Task objective: Out of all the lines below, count those with the word "representation". Give the number only.

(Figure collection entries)

━━━━━━

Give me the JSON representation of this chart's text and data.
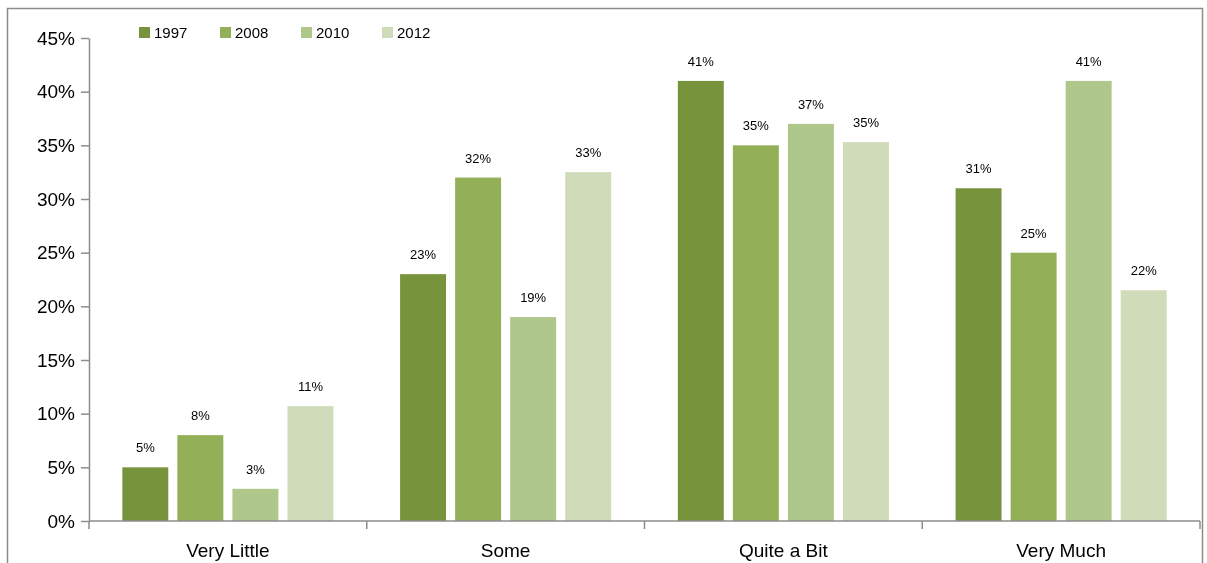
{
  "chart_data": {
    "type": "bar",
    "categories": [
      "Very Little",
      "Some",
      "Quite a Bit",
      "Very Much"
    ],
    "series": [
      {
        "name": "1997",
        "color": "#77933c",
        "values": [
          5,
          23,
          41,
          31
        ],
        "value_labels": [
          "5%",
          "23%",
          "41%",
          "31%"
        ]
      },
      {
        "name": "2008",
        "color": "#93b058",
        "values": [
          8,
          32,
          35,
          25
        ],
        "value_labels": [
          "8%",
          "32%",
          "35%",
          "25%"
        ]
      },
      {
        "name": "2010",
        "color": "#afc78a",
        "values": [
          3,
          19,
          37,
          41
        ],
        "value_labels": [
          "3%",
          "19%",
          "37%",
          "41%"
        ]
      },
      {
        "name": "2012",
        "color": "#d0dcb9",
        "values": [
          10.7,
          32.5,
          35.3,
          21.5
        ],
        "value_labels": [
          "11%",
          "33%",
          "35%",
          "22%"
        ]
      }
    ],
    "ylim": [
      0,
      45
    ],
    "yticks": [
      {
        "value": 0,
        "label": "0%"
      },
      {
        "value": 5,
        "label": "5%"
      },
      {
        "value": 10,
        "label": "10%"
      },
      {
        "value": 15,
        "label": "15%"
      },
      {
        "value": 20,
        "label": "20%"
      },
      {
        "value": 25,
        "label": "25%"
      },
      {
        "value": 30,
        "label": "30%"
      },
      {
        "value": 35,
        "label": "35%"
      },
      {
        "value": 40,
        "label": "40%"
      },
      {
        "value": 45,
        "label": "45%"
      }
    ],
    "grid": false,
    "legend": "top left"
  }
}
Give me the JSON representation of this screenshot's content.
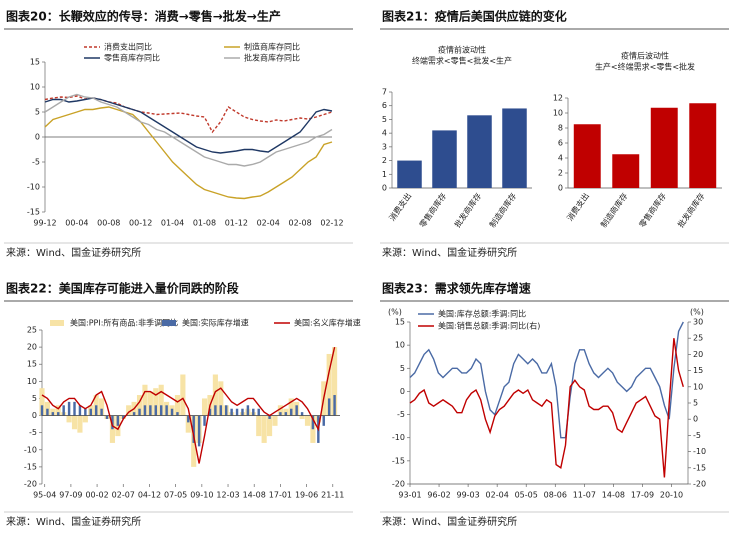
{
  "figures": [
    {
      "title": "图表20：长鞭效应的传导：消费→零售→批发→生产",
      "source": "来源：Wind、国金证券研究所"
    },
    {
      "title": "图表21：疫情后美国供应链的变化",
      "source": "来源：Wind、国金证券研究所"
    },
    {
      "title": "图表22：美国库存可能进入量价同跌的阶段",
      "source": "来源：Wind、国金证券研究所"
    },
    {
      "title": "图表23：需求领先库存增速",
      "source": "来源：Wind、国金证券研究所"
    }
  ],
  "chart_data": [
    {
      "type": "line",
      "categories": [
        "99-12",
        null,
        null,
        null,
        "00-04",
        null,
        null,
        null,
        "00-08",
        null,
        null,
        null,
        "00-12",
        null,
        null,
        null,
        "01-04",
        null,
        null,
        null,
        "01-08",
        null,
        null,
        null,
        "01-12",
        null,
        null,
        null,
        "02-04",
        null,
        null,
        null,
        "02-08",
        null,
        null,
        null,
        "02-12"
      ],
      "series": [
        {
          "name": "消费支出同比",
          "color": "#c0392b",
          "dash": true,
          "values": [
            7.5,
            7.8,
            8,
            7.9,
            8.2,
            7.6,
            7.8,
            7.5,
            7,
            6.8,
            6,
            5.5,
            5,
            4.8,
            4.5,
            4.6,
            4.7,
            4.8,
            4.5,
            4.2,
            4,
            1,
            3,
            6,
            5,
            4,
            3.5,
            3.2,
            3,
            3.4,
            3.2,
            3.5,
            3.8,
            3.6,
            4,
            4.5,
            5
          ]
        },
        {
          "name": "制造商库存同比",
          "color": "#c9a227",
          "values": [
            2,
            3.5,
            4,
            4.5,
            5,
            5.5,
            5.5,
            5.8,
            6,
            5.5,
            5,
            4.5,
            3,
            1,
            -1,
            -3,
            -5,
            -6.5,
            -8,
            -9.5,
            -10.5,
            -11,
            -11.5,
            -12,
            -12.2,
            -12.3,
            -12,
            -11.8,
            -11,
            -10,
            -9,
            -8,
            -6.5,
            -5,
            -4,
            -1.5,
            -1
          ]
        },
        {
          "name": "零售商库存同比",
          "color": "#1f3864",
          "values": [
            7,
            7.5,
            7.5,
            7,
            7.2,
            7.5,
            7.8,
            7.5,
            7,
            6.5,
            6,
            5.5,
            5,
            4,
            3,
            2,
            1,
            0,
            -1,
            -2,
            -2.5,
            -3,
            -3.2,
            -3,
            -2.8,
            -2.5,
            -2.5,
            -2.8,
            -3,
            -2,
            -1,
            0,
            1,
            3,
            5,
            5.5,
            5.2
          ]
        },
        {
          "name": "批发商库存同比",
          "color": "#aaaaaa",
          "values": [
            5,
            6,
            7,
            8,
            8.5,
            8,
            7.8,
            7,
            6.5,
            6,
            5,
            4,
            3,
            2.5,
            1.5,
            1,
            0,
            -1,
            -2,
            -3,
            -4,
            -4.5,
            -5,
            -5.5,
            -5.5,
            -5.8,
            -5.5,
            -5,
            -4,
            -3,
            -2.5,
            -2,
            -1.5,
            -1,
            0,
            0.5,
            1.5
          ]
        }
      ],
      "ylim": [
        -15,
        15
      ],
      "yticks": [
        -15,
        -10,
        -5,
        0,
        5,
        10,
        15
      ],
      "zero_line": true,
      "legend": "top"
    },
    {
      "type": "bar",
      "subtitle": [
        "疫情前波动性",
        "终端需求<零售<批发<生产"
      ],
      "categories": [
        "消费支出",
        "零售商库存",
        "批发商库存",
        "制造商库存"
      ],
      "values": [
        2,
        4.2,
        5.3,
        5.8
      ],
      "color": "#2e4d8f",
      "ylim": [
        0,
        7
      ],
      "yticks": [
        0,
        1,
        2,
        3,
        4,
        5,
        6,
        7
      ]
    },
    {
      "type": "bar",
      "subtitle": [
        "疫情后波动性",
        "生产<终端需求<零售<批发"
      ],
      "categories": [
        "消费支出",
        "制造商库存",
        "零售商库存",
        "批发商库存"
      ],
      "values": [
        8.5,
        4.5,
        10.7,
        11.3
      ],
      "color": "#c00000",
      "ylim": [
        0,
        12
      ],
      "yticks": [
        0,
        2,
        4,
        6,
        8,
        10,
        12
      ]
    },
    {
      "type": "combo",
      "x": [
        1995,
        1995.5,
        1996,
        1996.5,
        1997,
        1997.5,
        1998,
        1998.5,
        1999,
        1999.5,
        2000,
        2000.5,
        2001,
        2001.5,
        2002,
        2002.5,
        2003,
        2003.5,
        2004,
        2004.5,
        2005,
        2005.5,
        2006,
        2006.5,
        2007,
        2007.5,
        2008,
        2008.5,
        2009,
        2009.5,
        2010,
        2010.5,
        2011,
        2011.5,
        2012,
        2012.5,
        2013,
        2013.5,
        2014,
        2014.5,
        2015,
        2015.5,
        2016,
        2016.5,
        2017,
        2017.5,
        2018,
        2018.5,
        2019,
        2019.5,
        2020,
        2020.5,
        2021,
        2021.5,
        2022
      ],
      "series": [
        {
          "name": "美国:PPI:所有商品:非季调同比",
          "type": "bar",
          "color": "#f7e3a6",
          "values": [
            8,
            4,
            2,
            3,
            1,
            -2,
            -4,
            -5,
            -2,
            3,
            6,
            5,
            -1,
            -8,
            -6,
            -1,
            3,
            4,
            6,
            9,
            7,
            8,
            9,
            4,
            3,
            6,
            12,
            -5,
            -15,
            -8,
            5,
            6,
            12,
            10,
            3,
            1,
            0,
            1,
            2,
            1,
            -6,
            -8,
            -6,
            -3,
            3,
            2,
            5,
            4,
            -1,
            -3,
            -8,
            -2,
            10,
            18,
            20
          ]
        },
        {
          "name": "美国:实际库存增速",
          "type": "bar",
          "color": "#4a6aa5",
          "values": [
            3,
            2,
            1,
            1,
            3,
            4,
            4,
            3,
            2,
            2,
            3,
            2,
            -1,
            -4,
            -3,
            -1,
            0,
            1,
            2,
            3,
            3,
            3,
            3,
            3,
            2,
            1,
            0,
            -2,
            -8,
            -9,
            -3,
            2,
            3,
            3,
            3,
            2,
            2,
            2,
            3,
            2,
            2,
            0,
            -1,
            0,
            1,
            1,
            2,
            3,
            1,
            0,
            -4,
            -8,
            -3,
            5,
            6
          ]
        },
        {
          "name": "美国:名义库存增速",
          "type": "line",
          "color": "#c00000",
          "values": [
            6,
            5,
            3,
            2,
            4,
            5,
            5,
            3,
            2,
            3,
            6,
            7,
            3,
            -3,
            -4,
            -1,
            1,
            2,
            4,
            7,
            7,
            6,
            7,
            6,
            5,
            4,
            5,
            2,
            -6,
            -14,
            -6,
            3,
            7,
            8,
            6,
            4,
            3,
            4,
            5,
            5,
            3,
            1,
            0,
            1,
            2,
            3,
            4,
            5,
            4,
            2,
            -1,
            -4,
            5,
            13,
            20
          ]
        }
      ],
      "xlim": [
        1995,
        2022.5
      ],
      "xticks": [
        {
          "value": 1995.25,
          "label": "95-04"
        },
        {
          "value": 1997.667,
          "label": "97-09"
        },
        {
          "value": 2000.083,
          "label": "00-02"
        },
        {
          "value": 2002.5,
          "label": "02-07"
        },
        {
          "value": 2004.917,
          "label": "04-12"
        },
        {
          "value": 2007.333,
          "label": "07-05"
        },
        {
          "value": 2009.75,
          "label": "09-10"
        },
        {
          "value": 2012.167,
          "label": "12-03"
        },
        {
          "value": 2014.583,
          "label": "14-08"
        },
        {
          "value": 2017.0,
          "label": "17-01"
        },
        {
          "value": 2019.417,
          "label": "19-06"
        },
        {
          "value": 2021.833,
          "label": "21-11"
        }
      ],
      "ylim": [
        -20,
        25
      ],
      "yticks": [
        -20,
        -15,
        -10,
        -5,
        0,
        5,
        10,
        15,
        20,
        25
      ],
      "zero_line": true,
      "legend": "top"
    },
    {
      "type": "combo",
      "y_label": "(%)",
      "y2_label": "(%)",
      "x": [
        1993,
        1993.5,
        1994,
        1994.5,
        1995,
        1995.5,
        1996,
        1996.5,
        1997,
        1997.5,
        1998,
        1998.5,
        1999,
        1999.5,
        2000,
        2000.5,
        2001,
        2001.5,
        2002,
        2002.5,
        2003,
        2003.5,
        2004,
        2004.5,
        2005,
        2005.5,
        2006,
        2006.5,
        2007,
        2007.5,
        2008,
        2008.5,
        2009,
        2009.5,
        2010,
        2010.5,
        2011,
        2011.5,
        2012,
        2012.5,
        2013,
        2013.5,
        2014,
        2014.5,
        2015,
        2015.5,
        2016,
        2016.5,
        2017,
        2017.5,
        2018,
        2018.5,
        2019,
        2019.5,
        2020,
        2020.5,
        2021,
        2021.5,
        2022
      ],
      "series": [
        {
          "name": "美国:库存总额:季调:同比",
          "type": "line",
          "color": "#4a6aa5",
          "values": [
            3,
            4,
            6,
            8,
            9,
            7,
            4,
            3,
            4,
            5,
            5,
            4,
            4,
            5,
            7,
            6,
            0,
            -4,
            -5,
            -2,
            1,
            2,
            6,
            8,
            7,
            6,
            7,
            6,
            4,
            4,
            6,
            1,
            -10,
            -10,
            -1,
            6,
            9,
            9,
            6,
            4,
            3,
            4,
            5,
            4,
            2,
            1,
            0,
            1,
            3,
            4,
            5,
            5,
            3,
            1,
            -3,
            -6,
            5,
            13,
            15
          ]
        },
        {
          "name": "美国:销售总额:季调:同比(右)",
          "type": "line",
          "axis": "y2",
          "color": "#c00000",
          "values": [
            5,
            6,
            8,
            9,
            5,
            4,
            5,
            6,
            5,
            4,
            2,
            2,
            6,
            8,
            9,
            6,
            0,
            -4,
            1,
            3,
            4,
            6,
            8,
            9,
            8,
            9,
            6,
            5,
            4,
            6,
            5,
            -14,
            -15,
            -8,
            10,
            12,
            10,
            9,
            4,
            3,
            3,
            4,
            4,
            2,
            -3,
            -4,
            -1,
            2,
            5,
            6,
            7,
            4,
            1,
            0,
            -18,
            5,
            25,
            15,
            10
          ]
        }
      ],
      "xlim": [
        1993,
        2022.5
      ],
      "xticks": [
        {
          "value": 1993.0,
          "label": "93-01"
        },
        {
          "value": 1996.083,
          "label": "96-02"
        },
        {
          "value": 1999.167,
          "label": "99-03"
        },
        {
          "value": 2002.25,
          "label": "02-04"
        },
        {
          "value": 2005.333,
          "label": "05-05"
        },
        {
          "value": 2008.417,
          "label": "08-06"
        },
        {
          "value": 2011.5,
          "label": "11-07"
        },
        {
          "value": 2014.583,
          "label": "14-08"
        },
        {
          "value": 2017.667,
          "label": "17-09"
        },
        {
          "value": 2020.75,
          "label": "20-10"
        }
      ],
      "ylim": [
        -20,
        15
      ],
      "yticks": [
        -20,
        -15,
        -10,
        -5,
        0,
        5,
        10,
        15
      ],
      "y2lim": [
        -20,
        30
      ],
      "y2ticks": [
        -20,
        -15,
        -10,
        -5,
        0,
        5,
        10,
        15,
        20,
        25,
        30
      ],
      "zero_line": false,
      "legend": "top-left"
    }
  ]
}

━━━━━━

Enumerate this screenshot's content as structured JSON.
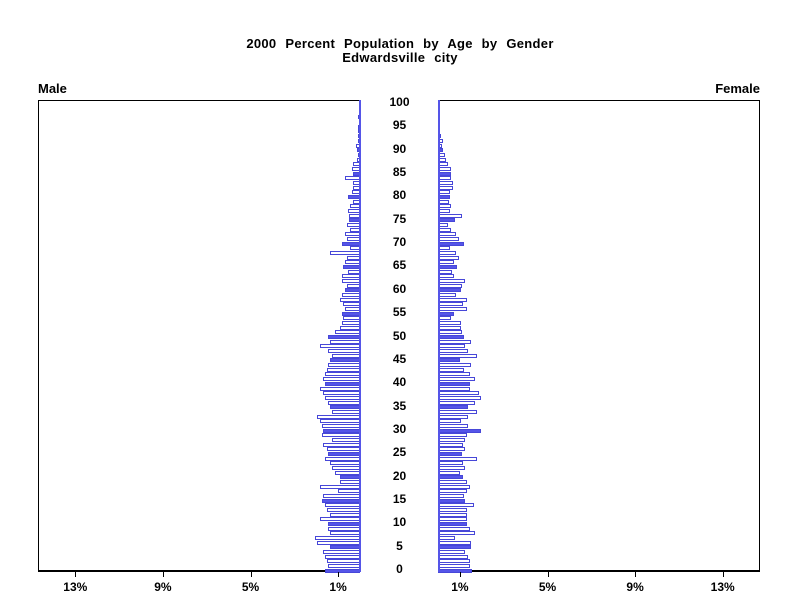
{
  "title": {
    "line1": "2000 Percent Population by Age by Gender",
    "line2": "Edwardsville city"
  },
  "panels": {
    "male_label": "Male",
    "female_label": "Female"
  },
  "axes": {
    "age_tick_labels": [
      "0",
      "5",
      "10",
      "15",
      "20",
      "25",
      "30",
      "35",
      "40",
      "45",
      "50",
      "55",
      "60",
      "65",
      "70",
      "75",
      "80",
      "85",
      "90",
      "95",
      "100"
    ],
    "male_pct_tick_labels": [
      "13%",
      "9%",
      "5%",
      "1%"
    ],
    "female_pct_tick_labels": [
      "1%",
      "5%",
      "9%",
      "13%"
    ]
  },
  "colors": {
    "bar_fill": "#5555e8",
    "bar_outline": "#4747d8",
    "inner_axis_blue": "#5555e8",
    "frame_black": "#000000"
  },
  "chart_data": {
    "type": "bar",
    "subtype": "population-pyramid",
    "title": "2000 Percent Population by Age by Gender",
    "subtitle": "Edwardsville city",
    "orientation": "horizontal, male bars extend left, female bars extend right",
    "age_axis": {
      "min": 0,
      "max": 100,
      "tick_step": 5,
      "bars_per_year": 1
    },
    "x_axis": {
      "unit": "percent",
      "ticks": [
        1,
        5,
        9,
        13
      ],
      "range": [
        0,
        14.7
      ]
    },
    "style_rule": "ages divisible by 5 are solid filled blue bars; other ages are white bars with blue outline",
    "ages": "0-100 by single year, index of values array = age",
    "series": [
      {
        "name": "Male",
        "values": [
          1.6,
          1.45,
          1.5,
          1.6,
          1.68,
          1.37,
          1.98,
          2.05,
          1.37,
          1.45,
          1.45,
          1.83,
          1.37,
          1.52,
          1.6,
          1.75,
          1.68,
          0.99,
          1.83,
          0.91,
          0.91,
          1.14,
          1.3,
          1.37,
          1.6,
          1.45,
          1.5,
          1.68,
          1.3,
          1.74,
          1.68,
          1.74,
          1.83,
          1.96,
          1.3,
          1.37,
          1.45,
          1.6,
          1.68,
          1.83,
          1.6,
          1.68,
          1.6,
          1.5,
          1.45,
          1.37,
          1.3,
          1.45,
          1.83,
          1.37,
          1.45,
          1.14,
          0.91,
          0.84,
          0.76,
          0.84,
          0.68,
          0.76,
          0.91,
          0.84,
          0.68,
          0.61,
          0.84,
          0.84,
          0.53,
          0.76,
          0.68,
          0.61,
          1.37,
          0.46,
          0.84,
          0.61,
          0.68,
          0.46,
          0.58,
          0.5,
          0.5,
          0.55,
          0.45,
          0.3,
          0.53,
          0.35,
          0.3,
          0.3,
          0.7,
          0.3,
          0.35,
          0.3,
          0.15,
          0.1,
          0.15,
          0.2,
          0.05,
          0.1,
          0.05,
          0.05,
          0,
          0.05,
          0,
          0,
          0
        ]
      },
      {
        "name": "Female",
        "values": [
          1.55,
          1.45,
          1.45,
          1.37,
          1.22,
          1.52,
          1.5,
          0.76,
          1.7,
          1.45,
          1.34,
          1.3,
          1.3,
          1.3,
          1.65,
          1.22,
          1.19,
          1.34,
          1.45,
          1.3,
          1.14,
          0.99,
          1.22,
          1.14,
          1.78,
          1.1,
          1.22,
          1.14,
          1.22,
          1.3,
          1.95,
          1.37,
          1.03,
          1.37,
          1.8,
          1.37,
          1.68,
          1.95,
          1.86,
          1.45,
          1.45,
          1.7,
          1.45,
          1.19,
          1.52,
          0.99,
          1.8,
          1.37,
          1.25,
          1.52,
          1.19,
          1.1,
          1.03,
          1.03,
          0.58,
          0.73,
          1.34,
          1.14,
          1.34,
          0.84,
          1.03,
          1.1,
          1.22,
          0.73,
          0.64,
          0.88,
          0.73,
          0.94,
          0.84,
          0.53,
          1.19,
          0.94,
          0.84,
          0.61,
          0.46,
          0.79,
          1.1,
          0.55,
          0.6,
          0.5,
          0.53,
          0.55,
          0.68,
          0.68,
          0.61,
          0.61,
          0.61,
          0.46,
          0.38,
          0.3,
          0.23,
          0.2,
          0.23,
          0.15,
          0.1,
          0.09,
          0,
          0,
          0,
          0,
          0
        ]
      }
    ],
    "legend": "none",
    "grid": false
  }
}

━━━━━━

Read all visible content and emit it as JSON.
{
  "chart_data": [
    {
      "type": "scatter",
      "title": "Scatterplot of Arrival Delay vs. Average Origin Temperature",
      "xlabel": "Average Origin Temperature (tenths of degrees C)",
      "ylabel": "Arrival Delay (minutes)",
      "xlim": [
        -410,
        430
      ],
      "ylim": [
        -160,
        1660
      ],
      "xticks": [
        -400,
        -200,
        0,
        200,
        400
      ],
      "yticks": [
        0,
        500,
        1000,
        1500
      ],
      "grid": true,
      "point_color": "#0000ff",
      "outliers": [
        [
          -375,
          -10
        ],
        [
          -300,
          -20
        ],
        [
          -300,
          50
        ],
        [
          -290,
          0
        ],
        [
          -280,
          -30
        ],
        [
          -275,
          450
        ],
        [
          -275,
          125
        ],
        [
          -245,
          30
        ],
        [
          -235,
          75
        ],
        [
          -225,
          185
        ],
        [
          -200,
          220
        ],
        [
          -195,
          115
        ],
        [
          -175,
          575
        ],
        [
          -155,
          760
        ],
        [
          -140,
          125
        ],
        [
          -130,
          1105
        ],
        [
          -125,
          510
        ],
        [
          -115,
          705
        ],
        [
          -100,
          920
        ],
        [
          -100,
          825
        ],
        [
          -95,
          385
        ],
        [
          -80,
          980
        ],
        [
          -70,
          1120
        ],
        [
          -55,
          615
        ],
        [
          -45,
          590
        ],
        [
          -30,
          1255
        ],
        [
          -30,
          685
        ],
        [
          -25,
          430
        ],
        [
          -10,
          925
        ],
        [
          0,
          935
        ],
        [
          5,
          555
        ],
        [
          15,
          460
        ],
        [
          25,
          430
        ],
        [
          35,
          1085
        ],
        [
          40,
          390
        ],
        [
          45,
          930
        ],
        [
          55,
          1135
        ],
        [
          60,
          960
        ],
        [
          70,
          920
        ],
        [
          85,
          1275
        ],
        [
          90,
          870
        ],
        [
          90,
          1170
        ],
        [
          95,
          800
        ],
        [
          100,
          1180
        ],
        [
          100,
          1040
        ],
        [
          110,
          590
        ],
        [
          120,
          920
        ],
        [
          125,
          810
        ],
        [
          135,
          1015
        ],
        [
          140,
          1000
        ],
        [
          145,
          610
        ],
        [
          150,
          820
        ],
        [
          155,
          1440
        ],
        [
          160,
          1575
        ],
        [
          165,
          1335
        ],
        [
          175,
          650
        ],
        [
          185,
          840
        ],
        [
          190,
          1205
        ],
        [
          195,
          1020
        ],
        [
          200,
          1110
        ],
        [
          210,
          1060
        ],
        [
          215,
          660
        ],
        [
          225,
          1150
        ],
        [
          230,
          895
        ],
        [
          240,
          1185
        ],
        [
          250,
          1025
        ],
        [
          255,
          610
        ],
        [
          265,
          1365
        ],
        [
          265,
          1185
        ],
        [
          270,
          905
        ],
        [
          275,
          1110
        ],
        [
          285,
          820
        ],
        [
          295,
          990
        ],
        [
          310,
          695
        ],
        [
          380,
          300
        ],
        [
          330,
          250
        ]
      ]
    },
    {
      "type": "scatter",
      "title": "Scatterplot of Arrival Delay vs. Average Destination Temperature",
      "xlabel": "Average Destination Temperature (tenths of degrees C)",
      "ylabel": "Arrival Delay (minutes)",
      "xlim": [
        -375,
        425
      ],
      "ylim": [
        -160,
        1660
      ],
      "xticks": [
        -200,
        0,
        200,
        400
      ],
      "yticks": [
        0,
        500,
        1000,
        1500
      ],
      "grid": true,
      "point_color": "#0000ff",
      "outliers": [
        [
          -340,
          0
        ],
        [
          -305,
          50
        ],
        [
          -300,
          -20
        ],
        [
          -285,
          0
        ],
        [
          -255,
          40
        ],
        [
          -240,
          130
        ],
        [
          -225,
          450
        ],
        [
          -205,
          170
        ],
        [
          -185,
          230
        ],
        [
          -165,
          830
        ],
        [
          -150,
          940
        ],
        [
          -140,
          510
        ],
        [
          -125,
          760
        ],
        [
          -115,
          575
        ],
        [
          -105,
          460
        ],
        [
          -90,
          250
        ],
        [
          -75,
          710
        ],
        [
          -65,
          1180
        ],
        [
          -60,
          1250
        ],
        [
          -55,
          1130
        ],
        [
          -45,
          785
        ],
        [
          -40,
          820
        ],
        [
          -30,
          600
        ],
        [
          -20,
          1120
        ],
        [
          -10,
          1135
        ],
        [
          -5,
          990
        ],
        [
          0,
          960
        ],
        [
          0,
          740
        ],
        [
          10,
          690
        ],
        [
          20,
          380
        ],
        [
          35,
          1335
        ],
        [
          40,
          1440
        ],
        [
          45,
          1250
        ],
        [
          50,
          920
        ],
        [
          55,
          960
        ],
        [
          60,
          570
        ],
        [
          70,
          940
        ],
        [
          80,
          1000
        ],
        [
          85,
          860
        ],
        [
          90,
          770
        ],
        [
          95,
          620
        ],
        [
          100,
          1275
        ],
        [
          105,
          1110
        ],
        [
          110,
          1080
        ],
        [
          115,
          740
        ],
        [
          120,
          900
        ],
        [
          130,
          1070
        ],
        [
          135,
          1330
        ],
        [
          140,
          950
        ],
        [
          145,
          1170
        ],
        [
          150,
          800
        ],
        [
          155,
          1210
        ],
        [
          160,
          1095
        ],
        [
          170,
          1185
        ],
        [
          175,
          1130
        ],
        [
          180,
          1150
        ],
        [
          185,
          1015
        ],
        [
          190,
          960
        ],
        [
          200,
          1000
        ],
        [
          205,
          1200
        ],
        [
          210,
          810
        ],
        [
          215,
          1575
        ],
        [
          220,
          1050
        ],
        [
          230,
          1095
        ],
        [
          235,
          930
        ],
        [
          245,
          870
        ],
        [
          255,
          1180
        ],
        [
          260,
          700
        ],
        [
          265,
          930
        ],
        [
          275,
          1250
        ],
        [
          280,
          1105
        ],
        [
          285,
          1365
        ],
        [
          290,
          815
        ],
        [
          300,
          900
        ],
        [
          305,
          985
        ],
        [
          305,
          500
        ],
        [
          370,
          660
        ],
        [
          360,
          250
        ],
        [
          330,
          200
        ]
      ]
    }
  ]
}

━━━━━━

Complete output: 2